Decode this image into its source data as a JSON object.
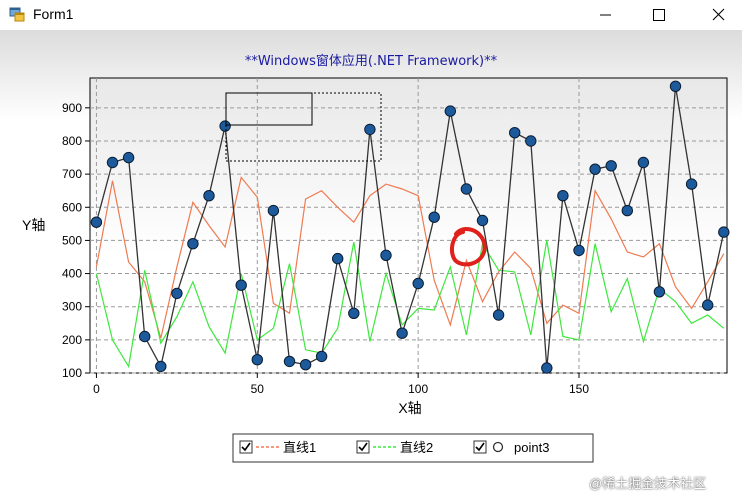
{
  "window": {
    "title": "Form1"
  },
  "chart_data": {
    "type": "line",
    "title": "**Windows窗体应用(.NET Framework)**",
    "xlabel": "X轴",
    "ylabel": "Y轴",
    "xlim": [
      -2,
      196
    ],
    "ylim": [
      100,
      990
    ],
    "xticks": [
      0,
      50,
      100,
      150
    ],
    "yticks": [
      100,
      200,
      300,
      400,
      500,
      600,
      700,
      800,
      900
    ],
    "grid": true,
    "legend_position": "bottom-center",
    "series": [
      {
        "name": "直线1",
        "color": "#f07a50",
        "style": "line",
        "x": [
          0,
          5,
          10,
          15,
          20,
          25,
          30,
          35,
          40,
          45,
          50,
          55,
          60,
          65,
          70,
          75,
          80,
          85,
          90,
          95,
          100,
          105,
          110,
          115,
          120,
          125,
          130,
          135,
          140,
          145,
          150,
          155,
          160,
          165,
          170,
          175,
          180,
          185,
          190,
          195
        ],
        "y": [
          420,
          680,
          435,
          375,
          205,
          420,
          615,
          545,
          480,
          690,
          630,
          310,
          280,
          625,
          650,
          600,
          555,
          635,
          670,
          655,
          635,
          380,
          245,
          440,
          315,
          405,
          465,
          415,
          250,
          305,
          280,
          650,
          565,
          465,
          450,
          490,
          360,
          295,
          375,
          460
        ]
      },
      {
        "name": "直线2",
        "color": "#3de83d",
        "style": "line",
        "x": [
          0,
          5,
          10,
          15,
          20,
          25,
          30,
          35,
          40,
          45,
          50,
          55,
          60,
          65,
          70,
          75,
          80,
          85,
          90,
          95,
          100,
          105,
          110,
          115,
          120,
          125,
          130,
          135,
          140,
          145,
          150,
          155,
          160,
          165,
          170,
          175,
          180,
          185,
          190,
          195
        ],
        "y": [
          400,
          200,
          120,
          410,
          190,
          270,
          375,
          240,
          160,
          400,
          200,
          235,
          430,
          170,
          160,
          235,
          495,
          195,
          400,
          245,
          295,
          290,
          420,
          215,
          490,
          410,
          405,
          215,
          500,
          210,
          200,
          490,
          285,
          385,
          195,
          355,
          315,
          250,
          275,
          235
        ]
      },
      {
        "name": "point3",
        "color": "#333333",
        "marker_color": "#1d5a9c",
        "style": "line-marker",
        "x": [
          0,
          5,
          10,
          15,
          20,
          25,
          30,
          35,
          40,
          45,
          50,
          55,
          60,
          65,
          70,
          75,
          80,
          85,
          90,
          95,
          100,
          105,
          110,
          115,
          120,
          125,
          130,
          135,
          140,
          145,
          150,
          155,
          160,
          165,
          170,
          175,
          180,
          185,
          190,
          195
        ],
        "y": [
          555,
          735,
          750,
          210,
          120,
          340,
          490,
          635,
          845,
          365,
          140,
          590,
          135,
          125,
          150,
          445,
          280,
          835,
          455,
          220,
          370,
          570,
          890,
          655,
          560,
          275,
          825,
          800,
          115,
          635,
          470,
          715,
          725,
          590,
          735,
          345,
          965,
          670,
          305,
          525
        ]
      }
    ]
  },
  "legend": {
    "items": [
      {
        "label": "直线1"
      },
      {
        "label": "直线2"
      },
      {
        "label": "point3"
      }
    ]
  },
  "watermark": {
    "text": "@稀土掘金技术社区"
  }
}
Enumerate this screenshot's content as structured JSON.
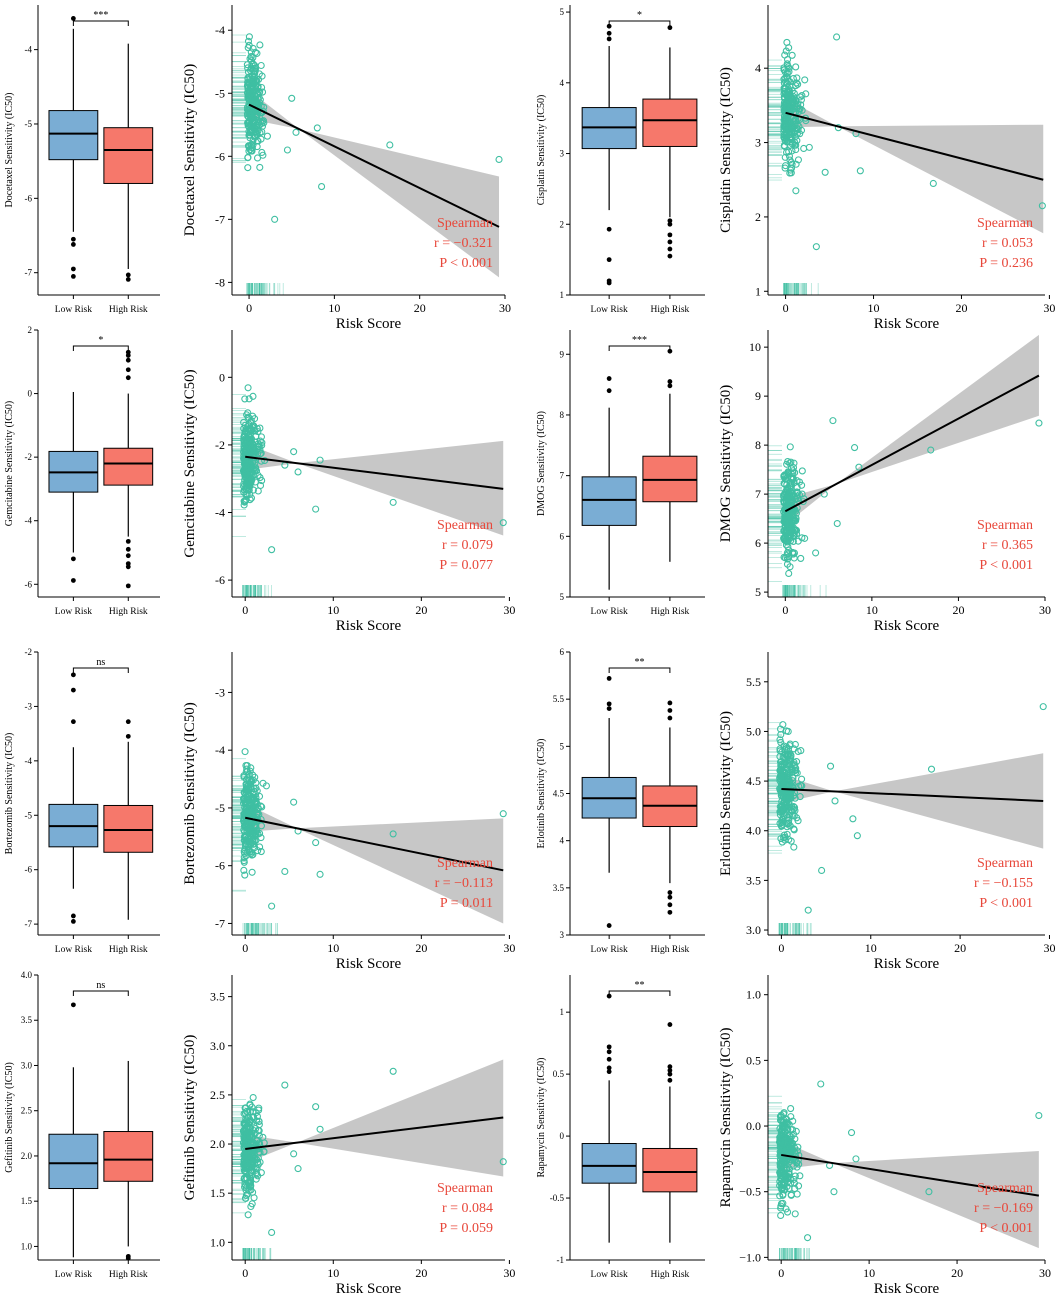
{
  "colors": {
    "low_fill": "#7aadd4",
    "high_fill": "#f6786b",
    "scatter": "#3fbfa2",
    "band": "#bdbdbd",
    "stat_text": "#e8473a",
    "axis": "#000000"
  },
  "chart_data": [
    {
      "type": "box",
      "drug": "Docetaxel",
      "ylabel": "Docetaxel Sensitivity (IC50)",
      "categories": [
        "Low Risk",
        "High Risk"
      ],
      "significance": "***",
      "yticks": [
        -7,
        -6,
        -5,
        -4
      ],
      "ylim": [
        -7.3,
        -3.4
      ],
      "boxes": [
        {
          "group": "Low Risk",
          "q1": -5.48,
          "median": -5.13,
          "q3": -4.82,
          "whisker_low": -6.45,
          "whisker_high": -3.72,
          "outliers": [
            -3.58,
            -6.55,
            -6.62,
            -6.95,
            -7.05
          ]
        },
        {
          "group": "High Risk",
          "q1": -5.8,
          "median": -5.35,
          "q3": -5.05,
          "whisker_low": -6.95,
          "whisker_high": -3.92,
          "outliers": [
            -7.03,
            -7.09
          ]
        }
      ]
    },
    {
      "type": "scatter",
      "drug": "Docetaxel",
      "ylabel": "Docetaxel Sensitivity (IC50)",
      "xlabel": "Risk Score",
      "xticks": [
        0,
        10,
        20,
        30
      ],
      "yticks": [
        -8,
        -7,
        -6,
        -5,
        -4
      ],
      "xlim": [
        -2,
        30
      ],
      "ylim": [
        -8.2,
        -3.6
      ],
      "fit": {
        "x0": 0,
        "y0": -5.18,
        "x1": 29.3,
        "y1": -7.12
      },
      "band": {
        "lo1": -7.92,
        "hi1": -6.32
      },
      "stats": {
        "method": "Spearman",
        "r": "r = −0.321",
        "p": "P < 0.001"
      },
      "points": [
        [
          5,
          -5.08
        ],
        [
          5.5,
          -5.62
        ],
        [
          8,
          -5.55
        ],
        [
          8.5,
          -6.48
        ],
        [
          16.5,
          -5.82
        ],
        [
          29.3,
          -6.05
        ],
        [
          4.5,
          -5.9
        ],
        [
          3,
          -7.0
        ]
      ]
    },
    {
      "type": "box",
      "drug": "Cisplatin",
      "ylabel": "Cisplatin Sensitivity (IC50)",
      "categories": [
        "Low Risk",
        "High Risk"
      ],
      "significance": "*",
      "yticks": [
        1,
        2,
        3,
        4,
        5
      ],
      "ylim": [
        1,
        5.1
      ],
      "boxes": [
        {
          "group": "Low Risk",
          "q1": 3.07,
          "median": 3.37,
          "q3": 3.65,
          "whisker_low": 2.2,
          "whisker_high": 4.52,
          "outliers": [
            4.62,
            4.7,
            4.8,
            1.93,
            1.5,
            1.2,
            1.17
          ]
        },
        {
          "group": "High Risk",
          "q1": 3.1,
          "median": 3.47,
          "q3": 3.77,
          "whisker_low": 2.1,
          "whisker_high": 4.5,
          "outliers": [
            4.78,
            2.05,
            2.0,
            1.85,
            1.75,
            1.65,
            1.55
          ]
        }
      ]
    },
    {
      "type": "scatter",
      "drug": "Cisplatin",
      "ylabel": "Cisplatin Sensitivity (IC50)",
      "xlabel": "Risk Score",
      "xticks": [
        0,
        10,
        20,
        30
      ],
      "yticks": [
        1,
        2,
        3,
        4
      ],
      "xlim": [
        -2,
        29.5
      ],
      "ylim": [
        0.95,
        4.85
      ],
      "fit": {
        "x0": 0,
        "y0": 3.4,
        "x1": 29.3,
        "y1": 2.5
      },
      "band": {
        "lo1": 1.78,
        "hi1": 3.24
      },
      "stats": {
        "method": "Spearman",
        "r": "r = 0.053",
        "p": "P = 0.236"
      },
      "points": [
        [
          5.8,
          4.42
        ],
        [
          6,
          3.2
        ],
        [
          8,
          3.12
        ],
        [
          8.5,
          2.62
        ],
        [
          16.8,
          2.45
        ],
        [
          29.2,
          2.15
        ],
        [
          4.5,
          2.6
        ],
        [
          3.5,
          1.6
        ]
      ]
    },
    {
      "type": "box",
      "drug": "Gemcitabine",
      "ylabel": "Gemcitabine Sensitivity (IC50)",
      "categories": [
        "Low Risk",
        "High Risk"
      ],
      "significance": "*",
      "yticks": [
        -6,
        -4,
        -2,
        0,
        2
      ],
      "ylim": [
        -6.4,
        2
      ],
      "boxes": [
        {
          "group": "Low Risk",
          "q1": -3.1,
          "median": -2.48,
          "q3": -1.82,
          "whisker_low": -5.0,
          "whisker_high": 0.05,
          "outliers": [
            -5.2,
            -5.88
          ]
        },
        {
          "group": "High Risk",
          "q1": -2.88,
          "median": -2.2,
          "q3": -1.72,
          "whisker_low": -4.5,
          "whisker_high": 0.0,
          "outliers": [
            0.5,
            0.75,
            1.05,
            1.2,
            1.3,
            -4.65,
            -4.9,
            -5.1,
            -5.35,
            -5.45,
            -6.05
          ]
        }
      ]
    },
    {
      "type": "scatter",
      "drug": "Gemcitabine",
      "ylabel": "Gemcitabine Sensitivity (IC50)",
      "xlabel": "Risk Score",
      "xticks": [
        0,
        10,
        20,
        30
      ],
      "yticks": [
        -6,
        -4,
        -2,
        0
      ],
      "xlim": [
        -1.5,
        29.5
      ],
      "ylim": [
        -6.5,
        1.4
      ],
      "fit": {
        "x0": 0,
        "y0": -2.35,
        "x1": 29.3,
        "y1": -3.3
      },
      "band": {
        "lo1": -4.68,
        "hi1": -1.88
      },
      "stats": {
        "method": "Spearman",
        "r": "r = 0.079",
        "p": "P = 0.077"
      },
      "points": [
        [
          5.5,
          -2.2
        ],
        [
          6,
          -2.8
        ],
        [
          8,
          -3.9
        ],
        [
          8.5,
          -2.45
        ],
        [
          16.8,
          -3.7
        ],
        [
          29.3,
          -4.3
        ],
        [
          4.5,
          -2.6
        ],
        [
          3,
          -5.1
        ]
      ]
    },
    {
      "type": "box",
      "drug": "DMOG",
      "ylabel": "DMOG Sensitivity (IC50)",
      "categories": [
        "Low Risk",
        "High Risk"
      ],
      "significance": "***",
      "yticks": [
        5,
        6,
        7,
        8,
        9
      ],
      "ylim": [
        5,
        9.4
      ],
      "boxes": [
        {
          "group": "Low Risk",
          "q1": 6.18,
          "median": 6.6,
          "q3": 6.98,
          "whisker_low": 5.12,
          "whisker_high": 8.12,
          "outliers": [
            8.4,
            8.6
          ]
        },
        {
          "group": "High Risk",
          "q1": 6.57,
          "median": 6.93,
          "q3": 7.32,
          "whisker_low": 5.58,
          "whisker_high": 8.35,
          "outliers": [
            8.48,
            8.55,
            9.05
          ]
        }
      ]
    },
    {
      "type": "scatter",
      "drug": "DMOG",
      "ylabel": "DMOG Sensitivity (IC50)",
      "xlabel": "Risk Score",
      "xticks": [
        0,
        10,
        20,
        30
      ],
      "yticks": [
        5,
        6,
        7,
        8,
        9,
        10
      ],
      "xlim": [
        -2,
        30
      ],
      "ylim": [
        4.9,
        10.35
      ],
      "fit": {
        "x0": 0,
        "y0": 6.65,
        "x1": 29.3,
        "y1": 9.42
      },
      "band": {
        "lo1": 8.6,
        "hi1": 10.25
      },
      "stats": {
        "method": "Spearman",
        "r": "r = 0.365",
        "p": "P < 0.001"
      },
      "points": [
        [
          5.5,
          8.5
        ],
        [
          6,
          6.4
        ],
        [
          8,
          7.95
        ],
        [
          8.5,
          7.55
        ],
        [
          16.8,
          7.9
        ],
        [
          29.3,
          8.45
        ],
        [
          4.5,
          7.0
        ],
        [
          3.5,
          5.8
        ]
      ]
    },
    {
      "type": "box",
      "drug": "Bortezomib",
      "ylabel": "Bortezomib Sensitivity (IC50)",
      "categories": [
        "Low Risk",
        "High Risk"
      ],
      "significance": "ns",
      "yticks": [
        -7,
        -6,
        -5,
        -4,
        -3,
        -2
      ],
      "ylim": [
        -7.2,
        -2
      ],
      "boxes": [
        {
          "group": "Low Risk",
          "q1": -5.58,
          "median": -5.2,
          "q3": -4.8,
          "whisker_low": -6.35,
          "whisker_high": -3.75,
          "outliers": [
            -2.42,
            -2.7,
            -3.28,
            -6.85,
            -6.95
          ]
        },
        {
          "group": "High Risk",
          "q1": -5.68,
          "median": -5.27,
          "q3": -4.82,
          "whisker_low": -6.92,
          "whisker_high": -3.65,
          "outliers": [
            -3.28,
            -3.55
          ]
        }
      ]
    },
    {
      "type": "scatter",
      "drug": "Bortezomib",
      "ylabel": "Bortezomib Sensitivity (IC50)",
      "xlabel": "Risk Score",
      "xticks": [
        0,
        10,
        20,
        30
      ],
      "yticks": [
        -7,
        -6,
        -5,
        -4,
        -3
      ],
      "xlim": [
        -1.5,
        29.5
      ],
      "ylim": [
        -7.2,
        -2.3
      ],
      "fit": {
        "x0": 0,
        "y0": -5.17,
        "x1": 29.3,
        "y1": -6.08
      },
      "band": {
        "lo1": -7.0,
        "hi1": -5.18
      },
      "stats": {
        "method": "Spearman",
        "r": "r = −0.113",
        "p": "P = 0.011"
      },
      "points": [
        [
          5.5,
          -4.9
        ],
        [
          6,
          -5.4
        ],
        [
          8,
          -5.6
        ],
        [
          8.5,
          -6.15
        ],
        [
          16.8,
          -5.45
        ],
        [
          29.3,
          -5.1
        ],
        [
          4.5,
          -6.1
        ],
        [
          3,
          -6.7
        ]
      ]
    },
    {
      "type": "box",
      "drug": "Erlotinib",
      "ylabel": "Erlotinib Sensitivity (IC50)",
      "categories": [
        "Low Risk",
        "High Risk"
      ],
      "significance": "**",
      "yticks": [
        3.0,
        3.5,
        4.0,
        4.5,
        5.0,
        5.5,
        6.0
      ],
      "ylim": [
        3,
        6
      ],
      "boxes": [
        {
          "group": "Low Risk",
          "q1": 4.24,
          "median": 4.45,
          "q3": 4.67,
          "whisker_low": 3.66,
          "whisker_high": 5.3,
          "outliers": [
            5.4,
            5.45,
            5.72,
            3.1
          ]
        },
        {
          "group": "High Risk",
          "q1": 4.15,
          "median": 4.37,
          "q3": 4.58,
          "whisker_low": 3.55,
          "whisker_high": 5.2,
          "outliers": [
            5.3,
            5.38,
            5.46,
            3.45,
            3.4,
            3.32,
            3.24
          ]
        }
      ]
    },
    {
      "type": "scatter",
      "drug": "Erlotinib",
      "ylabel": "Erlotinib Sensitivity (IC50)",
      "xlabel": "Risk Score",
      "xticks": [
        0,
        10,
        20,
        30
      ],
      "yticks": [
        "3.0",
        "3.5",
        "4.0",
        "4.5",
        "5.0",
        "5.5"
      ],
      "xlim": [
        -1.5,
        29.5
      ],
      "ylim": [
        2.95,
        5.8
      ],
      "fit": {
        "x0": 0,
        "y0": 4.42,
        "x1": 29.3,
        "y1": 4.3
      },
      "band": {
        "lo1": 3.82,
        "hi1": 4.78
      },
      "stats": {
        "method": "Spearman",
        "r": "r = −0.155",
        "p": "P < 0.001"
      },
      "points": [
        [
          5.5,
          4.65
        ],
        [
          6,
          4.3
        ],
        [
          8,
          4.12
        ],
        [
          8.5,
          3.95
        ],
        [
          16.8,
          4.62
        ],
        [
          29.3,
          5.25
        ],
        [
          4.5,
          3.6
        ],
        [
          3,
          3.2
        ]
      ]
    },
    {
      "type": "box",
      "drug": "Gefitinib",
      "ylabel": "Gefitinib Sensitivity (IC50)",
      "categories": [
        "Low Risk",
        "High Risk"
      ],
      "significance": "ns",
      "yticks": [
        "1.0",
        "1.5",
        "2.0",
        "2.5",
        "3.0",
        "3.5",
        "4.0"
      ],
      "ylim": [
        0.85,
        4
      ],
      "boxes": [
        {
          "group": "Low Risk",
          "q1": 1.64,
          "median": 1.92,
          "q3": 2.24,
          "whisker_low": 0.88,
          "whisker_high": 2.98,
          "outliers": [
            3.67
          ]
        },
        {
          "group": "High Risk",
          "q1": 1.72,
          "median": 1.96,
          "q3": 2.27,
          "whisker_low": 1.0,
          "whisker_high": 3.05,
          "outliers": [
            0.87,
            0.89
          ]
        }
      ]
    },
    {
      "type": "scatter",
      "drug": "Gefitinib",
      "ylabel": "Gefitinib Sensitivity (IC50)",
      "xlabel": "Risk Score",
      "xticks": [
        0,
        10,
        20,
        30
      ],
      "yticks": [
        "1.0",
        "1.5",
        "2.0",
        "2.5",
        "3.0",
        "3.5"
      ],
      "xlim": [
        -1.5,
        29.5
      ],
      "ylim": [
        0.82,
        3.72
      ],
      "fit": {
        "x0": 0,
        "y0": 1.95,
        "x1": 29.3,
        "y1": 2.27
      },
      "band": {
        "lo1": 1.67,
        "hi1": 2.86
      },
      "stats": {
        "method": "Spearman",
        "r": "r = 0.084",
        "p": "P = 0.059"
      },
      "points": [
        [
          5.5,
          1.9
        ],
        [
          6,
          1.75
        ],
        [
          8,
          2.38
        ],
        [
          8.5,
          2.15
        ],
        [
          16.8,
          2.74
        ],
        [
          29.3,
          1.82
        ],
        [
          4.5,
          2.6
        ],
        [
          3,
          1.1
        ]
      ]
    },
    {
      "type": "box",
      "drug": "Rapamycin",
      "ylabel": "Rapamycin Sensitivity (IC50)",
      "categories": [
        "Low Risk",
        "High Risk"
      ],
      "significance": "**",
      "yticks": [
        -1.0,
        -0.5,
        0.0,
        0.5,
        1.0
      ],
      "ylim": [
        -1.0,
        1.3
      ],
      "boxes": [
        {
          "group": "Low Risk",
          "q1": -0.38,
          "median": -0.24,
          "q3": -0.06,
          "whisker_low": -0.86,
          "whisker_high": 0.45,
          "outliers": [
            0.52,
            0.55,
            0.62,
            0.68,
            0.72,
            1.13
          ]
        },
        {
          "group": "High Risk",
          "q1": -0.45,
          "median": -0.29,
          "q3": -0.1,
          "whisker_low": -0.86,
          "whisker_high": 0.4,
          "outliers": [
            0.45,
            0.5,
            0.53,
            0.56,
            0.9
          ]
        }
      ]
    },
    {
      "type": "scatter",
      "drug": "Rapamycin",
      "ylabel": "Rapamycin Sensitivity (IC50)",
      "xlabel": "Risk Score",
      "xticks": [
        0,
        10,
        20,
        30
      ],
      "yticks": [
        "−1.0",
        "−0.5",
        "0.0",
        "0.5",
        "1.0"
      ],
      "xlim": [
        -1.5,
        30
      ],
      "ylim": [
        -1.02,
        1.15
      ],
      "fit": {
        "x0": 0,
        "y0": -0.22,
        "x1": 29.3,
        "y1": -0.53
      },
      "band": {
        "lo1": -0.93,
        "hi1": -0.19
      },
      "stats": {
        "method": "Spearman",
        "r": "r = −0.169",
        "p": "P < 0.001"
      },
      "points": [
        [
          5.5,
          -0.3
        ],
        [
          6,
          -0.5
        ],
        [
          8,
          -0.05
        ],
        [
          8.5,
          -0.25
        ],
        [
          16.8,
          -0.5
        ],
        [
          29.3,
          0.08
        ],
        [
          4.5,
          0.32
        ],
        [
          3,
          -0.85
        ]
      ]
    }
  ]
}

------------------------------

From the data, collect all lines where the string "JSON" appears.

Answer below ▸
Decode this image into its source data as a JSON object.
Enumerate this screenshot's content as structured JSON.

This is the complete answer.